Read the data and repeat it in full, exactly.

-- BEGIN INFORMATION PROVIDED --

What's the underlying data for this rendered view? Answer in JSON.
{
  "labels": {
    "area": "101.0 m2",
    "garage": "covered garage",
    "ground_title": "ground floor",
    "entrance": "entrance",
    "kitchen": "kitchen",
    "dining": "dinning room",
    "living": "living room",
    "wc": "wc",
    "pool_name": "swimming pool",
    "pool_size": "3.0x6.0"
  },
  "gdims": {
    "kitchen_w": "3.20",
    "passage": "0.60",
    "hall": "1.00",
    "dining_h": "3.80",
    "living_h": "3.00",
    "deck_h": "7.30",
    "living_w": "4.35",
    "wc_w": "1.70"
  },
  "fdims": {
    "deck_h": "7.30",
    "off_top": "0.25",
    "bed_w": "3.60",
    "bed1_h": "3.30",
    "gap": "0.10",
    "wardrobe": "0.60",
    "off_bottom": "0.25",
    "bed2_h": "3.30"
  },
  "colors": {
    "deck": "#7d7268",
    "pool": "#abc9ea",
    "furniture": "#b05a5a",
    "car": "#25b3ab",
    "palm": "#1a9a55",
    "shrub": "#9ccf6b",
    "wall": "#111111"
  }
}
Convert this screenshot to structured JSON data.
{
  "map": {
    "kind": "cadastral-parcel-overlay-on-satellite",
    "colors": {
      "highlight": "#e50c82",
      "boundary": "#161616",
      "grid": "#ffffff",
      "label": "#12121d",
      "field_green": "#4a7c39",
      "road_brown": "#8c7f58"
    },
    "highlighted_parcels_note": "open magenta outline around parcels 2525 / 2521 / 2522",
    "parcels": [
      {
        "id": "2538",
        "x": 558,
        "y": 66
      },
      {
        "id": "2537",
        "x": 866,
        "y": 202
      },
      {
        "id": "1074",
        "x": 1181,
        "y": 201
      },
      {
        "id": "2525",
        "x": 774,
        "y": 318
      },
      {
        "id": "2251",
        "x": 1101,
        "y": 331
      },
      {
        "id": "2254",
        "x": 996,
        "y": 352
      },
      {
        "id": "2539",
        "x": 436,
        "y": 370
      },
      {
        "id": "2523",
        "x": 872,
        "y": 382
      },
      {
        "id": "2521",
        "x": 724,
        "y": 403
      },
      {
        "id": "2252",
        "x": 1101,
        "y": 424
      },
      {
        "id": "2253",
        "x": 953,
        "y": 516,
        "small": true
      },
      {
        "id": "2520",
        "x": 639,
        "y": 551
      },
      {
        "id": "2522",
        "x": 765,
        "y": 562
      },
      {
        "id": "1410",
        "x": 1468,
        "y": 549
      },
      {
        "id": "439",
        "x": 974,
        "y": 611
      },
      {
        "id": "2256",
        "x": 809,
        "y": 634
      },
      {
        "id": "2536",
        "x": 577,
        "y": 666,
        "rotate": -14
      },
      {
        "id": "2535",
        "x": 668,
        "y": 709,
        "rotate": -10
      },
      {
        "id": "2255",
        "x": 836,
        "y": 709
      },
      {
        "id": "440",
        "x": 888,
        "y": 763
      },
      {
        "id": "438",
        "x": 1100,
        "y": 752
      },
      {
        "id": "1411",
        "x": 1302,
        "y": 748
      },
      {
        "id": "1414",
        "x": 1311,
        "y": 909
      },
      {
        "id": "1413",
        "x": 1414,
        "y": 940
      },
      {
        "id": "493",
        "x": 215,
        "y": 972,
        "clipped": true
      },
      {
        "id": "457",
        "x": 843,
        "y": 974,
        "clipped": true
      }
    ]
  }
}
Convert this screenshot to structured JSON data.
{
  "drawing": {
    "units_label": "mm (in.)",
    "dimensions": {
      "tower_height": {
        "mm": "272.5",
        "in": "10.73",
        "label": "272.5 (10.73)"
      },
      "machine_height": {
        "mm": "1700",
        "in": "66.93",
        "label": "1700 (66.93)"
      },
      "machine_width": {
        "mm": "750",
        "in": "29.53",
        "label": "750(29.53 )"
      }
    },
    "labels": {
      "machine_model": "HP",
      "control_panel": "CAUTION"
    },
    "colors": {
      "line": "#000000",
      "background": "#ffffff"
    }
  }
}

-- END INFORMATION PROVIDED --

### COMPLETED EXERCISE
What's the underlying data for this rendered view? Answer in JSON.
{
  "labels": {
    "area": "101.0 m2",
    "garage": "covered garage",
    "ground_title": "ground floor",
    "entrance": "entrance",
    "kitchen": "kitchen",
    "dining": "dinning room",
    "living": "living room",
    "wc": "wc",
    "pool_name": "swimming pool",
    "pool_size": "3.0x6.0"
  },
  "gdims": {
    "kitchen_w": "3.20",
    "passage": "0.60",
    "hall": "1.00",
    "dining_h": "3.80",
    "living_h": "3.00",
    "deck_h": "7.30",
    "living_w": "4.35",
    "wc_w": "1.70"
  },
  "fdims": {
    "deck_h": "7.30",
    "off_top": "0.25",
    "bed_w": "3.60",
    "bed1_h": "3.30",
    "gap": "0.10",
    "wardrobe": "0.60",
    "off_bottom": "0.25",
    "bed2_h": "3.30"
  },
  "colors": {
    "deck": "#7d7268",
    "pool": "#abc9ea",
    "furniture": "#b05a5a",
    "car": "#25b3ab",
    "palm": "#1a9a55",
    "shrub": "#9ccf6b",
    "wall": "#111111"
  }
}
Convert this screenshot to structured JSON data.
{
  "map": {
    "kind": "cadastral-parcel-overlay-on-satellite",
    "colors": {
      "highlight": "#e50c82",
      "boundary": "#161616",
      "grid": "#ffffff",
      "label": "#12121d",
      "field_green": "#4a7c39",
      "road_brown": "#8c7f58"
    },
    "highlighted_parcels_note": "open magenta outline around parcels 2525 / 2521 / 2522",
    "parcels": [
      {
        "id": "2538",
        "x": 558,
        "y": 66
      },
      {
        "id": "2537",
        "x": 866,
        "y": 202
      },
      {
        "id": "1074",
        "x": 1181,
        "y": 201
      },
      {
        "id": "2525",
        "x": 774,
        "y": 318
      },
      {
        "id": "2251",
        "x": 1101,
        "y": 331
      },
      {
        "id": "2254",
        "x": 996,
        "y": 352
      },
      {
        "id": "2539",
        "x": 436,
        "y": 370
      },
      {
        "id": "2523",
        "x": 872,
        "y": 382
      },
      {
        "id": "2521",
        "x": 724,
        "y": 403
      },
      {
        "id": "2252",
        "x": 1101,
        "y": 424
      },
      {
        "id": "2253",
        "x": 953,
        "y": 516,
        "small": true
      },
      {
        "id": "2520",
        "x": 639,
        "y": 551
      },
      {
        "id": "2522",
        "x": 765,
        "y": 562
      },
      {
        "id": "1410",
        "x": 1468,
        "y": 549
      },
      {
        "id": "439",
        "x": 974,
        "y": 611
      },
      {
        "id": "2256",
        "x": 809,
        "y": 634
      },
      {
        "id": "2536",
        "x": 577,
        "y": 666,
        "rotate": -14
      },
      {
        "id": "2535",
        "x": 668,
        "y": 709,
        "rotate": -10
      },
      {
        "id": "2255",
        "x": 836,
        "y": 709
      },
      {
        "id": "440",
        "x": 888,
        "y": 763
      },
      {
        "id": "438",
        "x": 1100,
        "y": 752
      },
      {
        "id": "1411",
        "x": 1302,
        "y": 748
      },
      {
        "id": "1414",
        "x": 1311,
        "y": 909
      },
      {
        "id": "1413",
        "x": 1414,
        "y": 940
      },
      {
        "id": "493",
        "x": 215,
        "y": 972,
        "clipped": true
      },
      {
        "id": "457",
        "x": 843,
        "y": 974,
        "clipped": true
      }
    ]
  }
}
Convert this screenshot to structured JSON data.
{
  "drawing": {
    "units_label": "mm (in.)",
    "dimensions": {
      "tower_height": {
        "mm": "272.5",
        "in": "10.73",
        "label": "272.5 (10.73)"
      },
      "machine_height": {
        "mm": "1700",
        "in": "66.93",
        "label": "1700 (66.93)"
      },
      "machine_width": {
        "mm": "750",
        "in": "29.53",
        "label": "750(29.53 )"
      }
    },
    "labels": {
      "machine_model": "HP",
      "control_panel": "CAUTION"
    },
    "colors": {
      "line": "#000000",
      "background": "#ffffff"
    }
  }
}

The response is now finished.